▶ _WRITTEN EXERCISE_
Quote the listing below in its entirety, omitting every image.
Start
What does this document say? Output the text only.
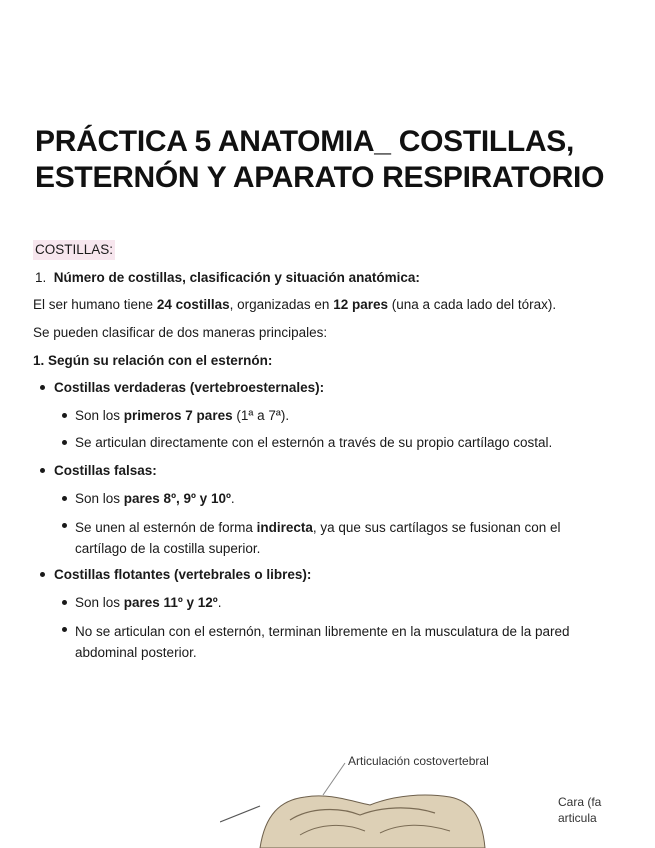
PRÁCTICA 5 ANATOMIA_ COSTILLAS, ESTERNÓN Y APARATO RESPIRATORIO
COSTILLAS:
1. Número de costillas, clasificación y situación anatómica:
El ser humano tiene 24 costillas, organizadas en 12 pares (una a cada lado del tórax).
Se pueden clasificar de dos maneras principales:
1. Según su relación con el esternón:
Costillas verdaderas (vertebroesternales):
Son los primeros 7 pares (1ª a 7ª).
Se articulan directamente con el esternón a través de su propio cartílago costal.
Costillas falsas:
Son los pares 8º, 9º y 10º.
Se unen al esternón de forma indirecta, ya que sus cartílagos se fusionan con el cartílago de la costilla superior.
Costillas flotantes (vertebrales o libres):
Son los pares 11º y 12º.
No se articulan con el esternón, terminan libremente en la musculatura de la pared abdominal posterior.
Articulación costovertebral
Cara (fa
articula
End
▶ _TASK RESPONSE_
What does this document say? Output the text only.
PRÁCTICA 5 ANATOMIA_ COSTILLAS, ESTERNÓN Y APARATO RESPIRATORIO
COSTILLAS:
1. Número de costillas, clasificación y situación anatómica:
El ser humano tiene 24 costillas, organizadas en 12 pares (una a cada lado del tórax).
Se pueden clasificar de dos maneras principales:
1. Según su relación con el esternón:
Costillas verdaderas (vertebroesternales):
Son los primeros 7 pares (1ª a 7ª).
Se articulan directamente con el esternón a través de su propio cartílago costal.
Costillas falsas:
Son los pares 8º, 9º y 10º.
Se unen al esternón de forma indirecta, ya que sus cartílagos se fusionan con el cartílago de la costilla superior.
Costillas flotantes (vertebrales o libres):
Son los pares 11º y 12º.
No se articulan con el esternón, terminan libremente en la musculatura de la pared abdominal posterior.
Articulación costovertebral
Cara (fa
articula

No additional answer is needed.